** begin Provided data **
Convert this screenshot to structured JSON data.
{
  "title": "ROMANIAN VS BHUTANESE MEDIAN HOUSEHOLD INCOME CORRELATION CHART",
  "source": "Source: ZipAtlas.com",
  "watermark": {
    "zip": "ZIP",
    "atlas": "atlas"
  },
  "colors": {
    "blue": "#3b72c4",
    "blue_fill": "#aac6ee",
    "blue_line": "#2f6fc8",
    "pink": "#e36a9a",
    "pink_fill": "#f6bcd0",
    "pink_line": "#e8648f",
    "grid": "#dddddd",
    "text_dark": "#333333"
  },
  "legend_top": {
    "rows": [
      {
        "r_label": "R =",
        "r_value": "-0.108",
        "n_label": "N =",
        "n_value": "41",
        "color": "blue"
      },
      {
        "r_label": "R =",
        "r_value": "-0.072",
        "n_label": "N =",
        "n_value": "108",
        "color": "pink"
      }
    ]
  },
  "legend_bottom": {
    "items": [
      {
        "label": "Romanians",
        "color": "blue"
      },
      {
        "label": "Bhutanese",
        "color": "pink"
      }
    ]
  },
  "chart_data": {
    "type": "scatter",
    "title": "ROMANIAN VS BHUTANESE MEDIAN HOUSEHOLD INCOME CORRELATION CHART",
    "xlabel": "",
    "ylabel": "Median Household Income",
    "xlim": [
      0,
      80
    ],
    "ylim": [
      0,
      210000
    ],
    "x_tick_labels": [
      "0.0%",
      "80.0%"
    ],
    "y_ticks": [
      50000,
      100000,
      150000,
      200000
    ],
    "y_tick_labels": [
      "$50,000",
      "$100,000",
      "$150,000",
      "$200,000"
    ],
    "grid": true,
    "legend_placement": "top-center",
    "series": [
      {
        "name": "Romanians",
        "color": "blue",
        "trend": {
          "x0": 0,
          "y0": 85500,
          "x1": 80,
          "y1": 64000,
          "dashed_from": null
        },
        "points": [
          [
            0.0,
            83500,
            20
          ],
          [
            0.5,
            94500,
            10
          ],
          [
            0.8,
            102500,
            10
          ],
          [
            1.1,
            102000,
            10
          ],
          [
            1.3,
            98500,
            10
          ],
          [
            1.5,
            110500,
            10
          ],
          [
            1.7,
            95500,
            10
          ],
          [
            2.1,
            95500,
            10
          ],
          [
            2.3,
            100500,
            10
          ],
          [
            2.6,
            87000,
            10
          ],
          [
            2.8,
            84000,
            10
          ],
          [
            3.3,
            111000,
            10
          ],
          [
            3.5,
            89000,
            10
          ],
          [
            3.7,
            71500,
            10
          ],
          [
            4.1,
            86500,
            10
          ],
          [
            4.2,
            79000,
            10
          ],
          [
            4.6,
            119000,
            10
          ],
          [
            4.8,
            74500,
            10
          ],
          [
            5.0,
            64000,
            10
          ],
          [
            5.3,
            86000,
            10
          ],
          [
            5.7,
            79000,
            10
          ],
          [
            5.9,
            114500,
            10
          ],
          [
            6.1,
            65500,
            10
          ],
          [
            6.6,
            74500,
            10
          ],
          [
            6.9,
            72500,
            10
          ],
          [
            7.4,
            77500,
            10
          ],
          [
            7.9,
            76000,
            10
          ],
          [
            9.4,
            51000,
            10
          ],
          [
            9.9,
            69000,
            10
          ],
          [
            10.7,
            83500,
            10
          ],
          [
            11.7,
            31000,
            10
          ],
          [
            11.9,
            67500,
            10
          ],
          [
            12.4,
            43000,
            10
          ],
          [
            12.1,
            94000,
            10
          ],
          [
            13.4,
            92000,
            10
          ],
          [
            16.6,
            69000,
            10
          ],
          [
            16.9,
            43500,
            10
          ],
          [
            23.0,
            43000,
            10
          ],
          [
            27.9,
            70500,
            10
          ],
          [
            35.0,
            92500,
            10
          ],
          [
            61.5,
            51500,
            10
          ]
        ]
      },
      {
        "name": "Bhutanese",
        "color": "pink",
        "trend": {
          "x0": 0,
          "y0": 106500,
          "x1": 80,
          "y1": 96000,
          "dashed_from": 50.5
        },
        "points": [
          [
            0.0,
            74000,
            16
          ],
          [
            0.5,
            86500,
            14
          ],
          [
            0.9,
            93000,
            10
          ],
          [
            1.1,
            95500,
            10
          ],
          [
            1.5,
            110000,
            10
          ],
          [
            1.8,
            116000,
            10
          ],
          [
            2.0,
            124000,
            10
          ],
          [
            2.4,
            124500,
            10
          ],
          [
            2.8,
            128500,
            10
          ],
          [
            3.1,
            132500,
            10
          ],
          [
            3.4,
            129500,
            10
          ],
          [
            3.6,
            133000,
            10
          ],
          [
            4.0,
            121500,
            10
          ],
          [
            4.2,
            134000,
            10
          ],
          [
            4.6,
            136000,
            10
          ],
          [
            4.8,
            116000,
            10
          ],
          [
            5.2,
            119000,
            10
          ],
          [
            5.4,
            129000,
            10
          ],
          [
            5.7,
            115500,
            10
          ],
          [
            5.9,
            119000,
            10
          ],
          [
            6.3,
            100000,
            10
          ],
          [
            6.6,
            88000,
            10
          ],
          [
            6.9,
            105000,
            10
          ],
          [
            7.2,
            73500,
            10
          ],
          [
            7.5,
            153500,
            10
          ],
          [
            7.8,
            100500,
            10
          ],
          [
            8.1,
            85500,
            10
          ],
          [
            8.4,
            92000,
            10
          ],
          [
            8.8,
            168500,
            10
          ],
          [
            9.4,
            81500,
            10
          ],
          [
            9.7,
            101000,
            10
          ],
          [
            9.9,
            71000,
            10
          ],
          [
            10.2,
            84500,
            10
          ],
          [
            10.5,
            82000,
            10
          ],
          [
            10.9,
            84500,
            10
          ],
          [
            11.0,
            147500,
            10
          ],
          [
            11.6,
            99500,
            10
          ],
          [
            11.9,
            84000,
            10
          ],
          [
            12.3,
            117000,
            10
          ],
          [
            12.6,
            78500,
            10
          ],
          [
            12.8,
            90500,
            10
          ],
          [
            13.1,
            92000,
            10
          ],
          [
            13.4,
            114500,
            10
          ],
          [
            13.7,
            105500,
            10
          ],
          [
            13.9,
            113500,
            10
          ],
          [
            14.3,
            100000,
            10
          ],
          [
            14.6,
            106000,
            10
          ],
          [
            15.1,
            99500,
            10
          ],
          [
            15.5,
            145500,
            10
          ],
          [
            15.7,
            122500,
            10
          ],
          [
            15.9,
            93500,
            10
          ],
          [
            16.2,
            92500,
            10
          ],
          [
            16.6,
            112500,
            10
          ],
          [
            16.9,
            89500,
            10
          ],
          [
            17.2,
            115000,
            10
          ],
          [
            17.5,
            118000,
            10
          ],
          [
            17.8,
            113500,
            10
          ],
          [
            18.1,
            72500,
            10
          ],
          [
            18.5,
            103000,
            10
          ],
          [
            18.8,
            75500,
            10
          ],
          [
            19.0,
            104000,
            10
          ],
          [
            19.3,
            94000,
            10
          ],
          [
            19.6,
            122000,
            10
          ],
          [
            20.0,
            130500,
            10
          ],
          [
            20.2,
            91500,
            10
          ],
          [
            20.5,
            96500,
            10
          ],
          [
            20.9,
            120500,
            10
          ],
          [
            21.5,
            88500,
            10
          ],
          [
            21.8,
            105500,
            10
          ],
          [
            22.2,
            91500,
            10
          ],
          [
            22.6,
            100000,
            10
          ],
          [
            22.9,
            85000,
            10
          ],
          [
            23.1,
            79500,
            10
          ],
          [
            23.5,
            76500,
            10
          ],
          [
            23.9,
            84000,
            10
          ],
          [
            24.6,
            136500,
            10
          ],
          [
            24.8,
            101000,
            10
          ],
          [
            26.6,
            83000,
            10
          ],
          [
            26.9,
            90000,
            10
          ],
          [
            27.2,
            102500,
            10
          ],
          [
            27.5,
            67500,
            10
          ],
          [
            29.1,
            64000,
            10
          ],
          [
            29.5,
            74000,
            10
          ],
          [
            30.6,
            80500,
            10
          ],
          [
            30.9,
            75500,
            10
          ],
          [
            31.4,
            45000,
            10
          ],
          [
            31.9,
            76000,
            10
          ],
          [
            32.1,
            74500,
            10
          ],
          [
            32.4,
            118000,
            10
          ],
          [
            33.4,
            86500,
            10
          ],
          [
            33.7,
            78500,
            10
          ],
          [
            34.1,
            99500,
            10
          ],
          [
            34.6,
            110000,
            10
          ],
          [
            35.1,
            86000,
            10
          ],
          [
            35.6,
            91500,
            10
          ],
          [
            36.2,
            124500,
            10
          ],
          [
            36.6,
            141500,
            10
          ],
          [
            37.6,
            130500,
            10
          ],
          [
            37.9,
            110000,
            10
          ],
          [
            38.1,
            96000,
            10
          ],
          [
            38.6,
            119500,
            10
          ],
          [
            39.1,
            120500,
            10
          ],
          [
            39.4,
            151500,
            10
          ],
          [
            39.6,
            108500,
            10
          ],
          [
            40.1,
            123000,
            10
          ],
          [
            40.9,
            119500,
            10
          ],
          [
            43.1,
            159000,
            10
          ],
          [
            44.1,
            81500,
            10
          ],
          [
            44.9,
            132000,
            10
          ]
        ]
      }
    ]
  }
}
** end Provided data **
* [Written instruction] Copy each line of the records above that carries the word "title".

* [Result of this exercise]
  "title": "ROMANIAN VS BHUTANESE MEDIAN HOUSEHOLD INCOME CORRELATION CHART",
    "title": "ROMANIAN VS BHUTANESE MEDIAN HOUSEHOLD INCOME CORRELATION CHART",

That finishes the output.